— start of The data —

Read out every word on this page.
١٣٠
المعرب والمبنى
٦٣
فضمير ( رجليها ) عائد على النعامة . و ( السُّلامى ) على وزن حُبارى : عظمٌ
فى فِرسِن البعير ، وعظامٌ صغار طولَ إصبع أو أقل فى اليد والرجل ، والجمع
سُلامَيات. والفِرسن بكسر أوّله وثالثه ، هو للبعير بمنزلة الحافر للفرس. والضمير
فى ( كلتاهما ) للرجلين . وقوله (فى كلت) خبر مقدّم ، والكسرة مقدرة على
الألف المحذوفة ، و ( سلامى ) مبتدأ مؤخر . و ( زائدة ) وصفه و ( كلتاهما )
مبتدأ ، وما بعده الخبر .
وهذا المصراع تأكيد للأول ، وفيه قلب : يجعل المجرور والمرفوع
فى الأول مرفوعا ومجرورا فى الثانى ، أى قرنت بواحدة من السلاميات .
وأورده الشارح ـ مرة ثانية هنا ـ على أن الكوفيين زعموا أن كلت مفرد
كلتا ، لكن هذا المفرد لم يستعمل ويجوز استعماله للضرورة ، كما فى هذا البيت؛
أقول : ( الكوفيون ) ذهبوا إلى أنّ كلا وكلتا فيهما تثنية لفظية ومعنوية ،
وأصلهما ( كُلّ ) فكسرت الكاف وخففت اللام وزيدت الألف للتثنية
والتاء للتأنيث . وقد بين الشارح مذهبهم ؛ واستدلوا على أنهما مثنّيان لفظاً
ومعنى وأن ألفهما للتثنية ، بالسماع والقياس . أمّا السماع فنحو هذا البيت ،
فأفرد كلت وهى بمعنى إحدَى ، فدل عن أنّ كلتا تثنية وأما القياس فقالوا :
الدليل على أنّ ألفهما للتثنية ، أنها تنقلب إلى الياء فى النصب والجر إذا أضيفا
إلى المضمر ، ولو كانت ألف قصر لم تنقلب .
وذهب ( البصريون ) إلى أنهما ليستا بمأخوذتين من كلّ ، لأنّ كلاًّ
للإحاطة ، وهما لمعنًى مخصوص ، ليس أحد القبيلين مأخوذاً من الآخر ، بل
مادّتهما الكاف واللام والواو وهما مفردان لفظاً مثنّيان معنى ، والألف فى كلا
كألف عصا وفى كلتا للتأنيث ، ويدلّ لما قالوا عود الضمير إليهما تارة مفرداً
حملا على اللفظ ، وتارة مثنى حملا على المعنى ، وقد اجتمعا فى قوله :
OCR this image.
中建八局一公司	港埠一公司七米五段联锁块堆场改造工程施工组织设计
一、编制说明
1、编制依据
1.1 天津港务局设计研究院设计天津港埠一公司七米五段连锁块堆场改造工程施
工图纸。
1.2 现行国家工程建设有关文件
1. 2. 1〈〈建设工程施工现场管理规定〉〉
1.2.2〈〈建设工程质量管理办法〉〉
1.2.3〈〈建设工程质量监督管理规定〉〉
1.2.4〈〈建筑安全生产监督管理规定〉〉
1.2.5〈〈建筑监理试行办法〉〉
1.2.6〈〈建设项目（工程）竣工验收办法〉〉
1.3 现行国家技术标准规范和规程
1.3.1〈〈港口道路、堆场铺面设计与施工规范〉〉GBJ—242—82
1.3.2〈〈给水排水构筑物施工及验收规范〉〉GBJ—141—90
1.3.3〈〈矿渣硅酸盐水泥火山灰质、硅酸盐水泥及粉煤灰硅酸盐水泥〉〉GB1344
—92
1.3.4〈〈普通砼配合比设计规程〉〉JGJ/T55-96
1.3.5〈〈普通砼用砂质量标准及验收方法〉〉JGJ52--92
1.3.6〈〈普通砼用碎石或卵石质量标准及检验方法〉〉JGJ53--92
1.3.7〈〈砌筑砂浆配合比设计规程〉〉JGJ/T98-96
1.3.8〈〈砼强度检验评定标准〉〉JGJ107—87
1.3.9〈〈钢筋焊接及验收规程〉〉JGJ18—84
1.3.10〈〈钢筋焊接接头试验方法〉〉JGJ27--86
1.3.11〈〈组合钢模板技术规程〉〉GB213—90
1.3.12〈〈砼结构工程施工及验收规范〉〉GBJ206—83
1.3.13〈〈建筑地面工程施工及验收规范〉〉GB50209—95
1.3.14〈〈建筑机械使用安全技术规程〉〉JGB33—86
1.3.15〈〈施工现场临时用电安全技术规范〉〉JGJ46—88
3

— end of The data —

*Exercise objective*
Give the material above again, word for word.

*Response to this task*
Read out every word on this page.
١٣٠
المعرب والمبنى
٦٣
فضمير ( رجليها ) عائد على النعامة . و ( السُّلامى ) على وزن حُبارى : عظمٌ
فى فِرسِن البعير ، وعظامٌ صغار طولَ إصبع أو أقل فى اليد والرجل ، والجمع
سُلامَيات. والفِرسن بكسر أوّله وثالثه ، هو للبعير بمنزلة الحافر للفرس. والضمير
فى ( كلتاهما ) للرجلين . وقوله (فى كلت) خبر مقدّم ، والكسرة مقدرة على
الألف المحذوفة ، و ( سلامى ) مبتدأ مؤخر . و ( زائدة ) وصفه و ( كلتاهما )
مبتدأ ، وما بعده الخبر .
وهذا المصراع تأكيد للأول ، وفيه قلب : يجعل المجرور والمرفوع
فى الأول مرفوعا ومجرورا فى الثانى ، أى قرنت بواحدة من السلاميات .
وأورده الشارح ـ مرة ثانية هنا ـ على أن الكوفيين زعموا أن كلت مفرد
كلتا ، لكن هذا المفرد لم يستعمل ويجوز استعماله للضرورة ، كما فى هذا البيت؛
أقول : ( الكوفيون ) ذهبوا إلى أنّ كلا وكلتا فيهما تثنية لفظية ومعنوية ،
وأصلهما ( كُلّ ) فكسرت الكاف وخففت اللام وزيدت الألف للتثنية
والتاء للتأنيث . وقد بين الشارح مذهبهم ؛ واستدلوا على أنهما مثنّيان لفظاً
ومعنى وأن ألفهما للتثنية ، بالسماع والقياس . أمّا السماع فنحو هذا البيت ،
فأفرد كلت وهى بمعنى إحدَى ، فدل عن أنّ كلتا تثنية وأما القياس فقالوا :
الدليل على أنّ ألفهما للتثنية ، أنها تنقلب إلى الياء فى النصب والجر إذا أضيفا
إلى المضمر ، ولو كانت ألف قصر لم تنقلب .
وذهب ( البصريون ) إلى أنهما ليستا بمأخوذتين من كلّ ، لأنّ كلاًّ
للإحاطة ، وهما لمعنًى مخصوص ، ليس أحد القبيلين مأخوذاً من الآخر ، بل
مادّتهما الكاف واللام والواو وهما مفردان لفظاً مثنّيان معنى ، والألف فى كلا
كألف عصا وفى كلتا للتأنيث ، ويدلّ لما قالوا عود الضمير إليهما تارة مفرداً
حملا على اللفظ ، وتارة مثنى حملا على المعنى ، وقد اجتمعا فى قوله :
OCR this image.
中建八局一公司	港埠一公司七米五段联锁块堆场改造工程施工组织设计
一、编制说明
1、编制依据
1.1 天津港务局设计研究院设计天津港埠一公司七米五段连锁块堆场改造工程施
工图纸。
1.2 现行国家工程建设有关文件
1. 2. 1〈〈建设工程施工现场管理规定〉〉
1.2.2〈〈建设工程质量管理办法〉〉
1.2.3〈〈建设工程质量监督管理规定〉〉
1.2.4〈〈建筑安全生产监督管理规定〉〉
1.2.5〈〈建筑监理试行办法〉〉
1.2.6〈〈建设项目（工程）竣工验收办法〉〉
1.3 现行国家技术标准规范和规程
1.3.1〈〈港口道路、堆场铺面设计与施工规范〉〉GBJ—242—82
1.3.2〈〈给水排水构筑物施工及验收规范〉〉GBJ—141—90
1.3.3〈〈矿渣硅酸盐水泥火山灰质、硅酸盐水泥及粉煤灰硅酸盐水泥〉〉GB1344
—92
1.3.4〈〈普通砼配合比设计规程〉〉JGJ/T55-96
1.3.5〈〈普通砼用砂质量标准及验收方法〉〉JGJ52--92
1.3.6〈〈普通砼用碎石或卵石质量标准及检验方法〉〉JGJ53--92
1.3.7〈〈砌筑砂浆配合比设计规程〉〉JGJ/T98-96
1.3.8〈〈砼强度检验评定标准〉〉JGJ107—87
1.3.9〈〈钢筋焊接及验收规程〉〉JGJ18—84
1.3.10〈〈钢筋焊接接头试验方法〉〉JGJ27--86
1.3.11〈〈组合钢模板技术规程〉〉GB213—90
1.3.12〈〈砼结构工程施工及验收规范〉〉GBJ206—83
1.3.13〈〈建筑地面工程施工及验收规范〉〉GB50209—95
1.3.14〈〈建筑机械使用安全技术规程〉〉JGB33—86
1.3.15〈〈施工现场临时用电安全技术规范〉〉JGJ46—88
3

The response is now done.